■ INPUT RECORDS:
**********
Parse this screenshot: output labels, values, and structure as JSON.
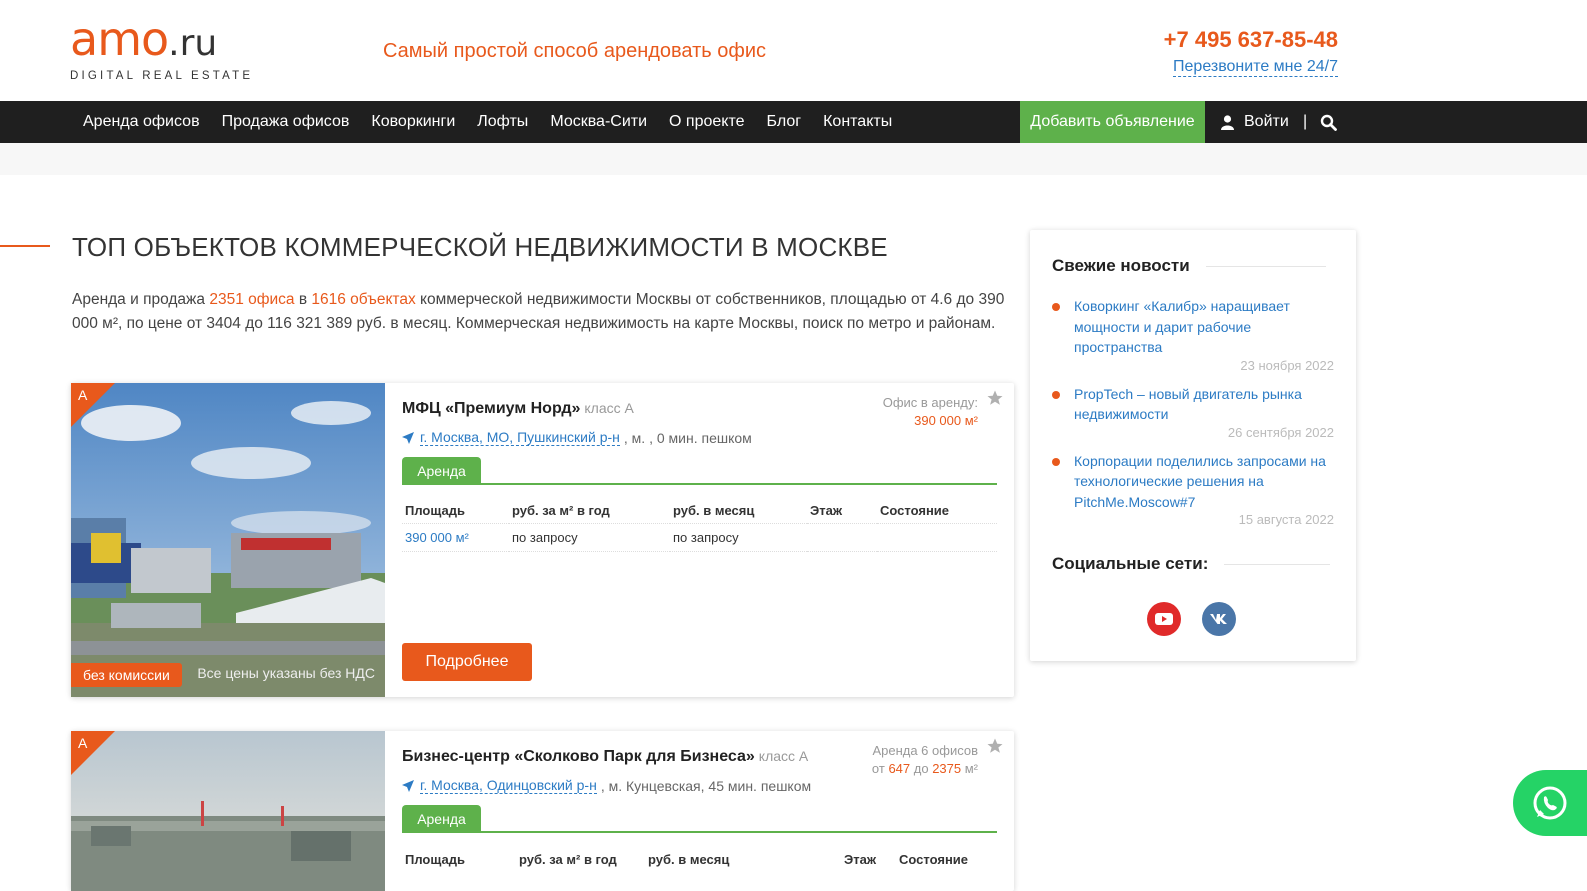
{
  "header": {
    "logo_main": "amo",
    "logo_ru": ".ru",
    "logo_sub": "DIGITAL REAL ESTATE",
    "slogan": "Самый простой способ арендовать офис",
    "phone": "+7 495 637-85-48",
    "callback": "Перезвоните мне 24/7"
  },
  "nav": {
    "items": [
      "Аренда офисов",
      "Продажа офисов",
      "Коворкинги",
      "Лофты",
      "Москва-Сити",
      "О проекте",
      "Блог",
      "Контакты"
    ],
    "add_listing": "Добавить объявление",
    "login": "Войти",
    "separator": "|"
  },
  "main": {
    "title": "ТОП ОБЪЕКТОВ КОММЕРЧЕСКОЙ НЕДВИЖИМОСТИ В МОСКВЕ",
    "intro_1": "Аренда и продажа ",
    "intro_offices": "2351 офиса",
    "intro_2": " в ",
    "intro_objects": "1616 объектах",
    "intro_3": " коммерческой недвижимости Москвы от собственников, площадью от 4.6 до 390 000 м², по цене от 3404 до 116 321 389 руб. в месяц. Коммерческая недвижимость на карте Москвы, поиск по метро и районам."
  },
  "listings": [
    {
      "class_letter": "A",
      "name": "МФЦ «Премиум Норд»",
      "class_label": "класс А",
      "address": "г. Москва, МО, Пушкинский р-н",
      "metro": ", м. , 0 мин. пешком",
      "offer_label": "Офис в аренду:",
      "offer_value": "390 000 м²",
      "tab": "Аренда",
      "columns": [
        "Площадь",
        "руб. за м² в год",
        "руб. в месяц",
        "Этаж",
        "Состояние"
      ],
      "row": [
        "390 000 м²",
        "по запросу",
        "по запросу",
        "",
        ""
      ],
      "no_commission": "без комиссии",
      "no_vat": "Все цены указаны без НДС",
      "more": "Подробнее"
    },
    {
      "class_letter": "A",
      "name": "Бизнес-центр «Сколково Парк для Бизнеса»",
      "class_label": "класс А",
      "address": "г. Москва, Одинцовский р-н",
      "metro": ", м. Кунцевская, 45 мин. пешком",
      "offer_label": "Аренда 6 офисов",
      "offer_from": "от ",
      "offer_min": "647",
      "offer_to": " до ",
      "offer_max": "2375",
      "offer_unit": " м²",
      "tab": "Аренда",
      "columns": [
        "Площадь",
        "руб. за м² в год",
        "руб. в месяц",
        "Этаж",
        "Состояние"
      ]
    }
  ],
  "sidebar": {
    "news_title": "Свежие новости",
    "news": [
      {
        "title": "Коворкинг «Калибр» наращивает мощности и дарит рабочие пространства",
        "date": "23 ноября 2022"
      },
      {
        "title": "PropTech – новый двигатель рынка недвижимости",
        "date": "26 сентября 2022"
      },
      {
        "title": "Корпорации поделились запросами на технологические решения на PitchMe.Moscow#7",
        "date": "15 августа 2022"
      }
    ],
    "social_title": "Социальные сети:",
    "social": [
      "youtube-icon",
      "vk-icon"
    ]
  },
  "colors": {
    "accent": "#e8591c",
    "green": "#5eb14b",
    "link": "#2c7bc4",
    "nav_bg": "#1f1f1f"
  }
}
**********
Pick out the lines that contain "Москва" and copy them.

      "Москва-Сити",
      "address": "г. Москва, МО, Пушкинский р-н",
      "address": "г. Москва, Одинцовский р-н",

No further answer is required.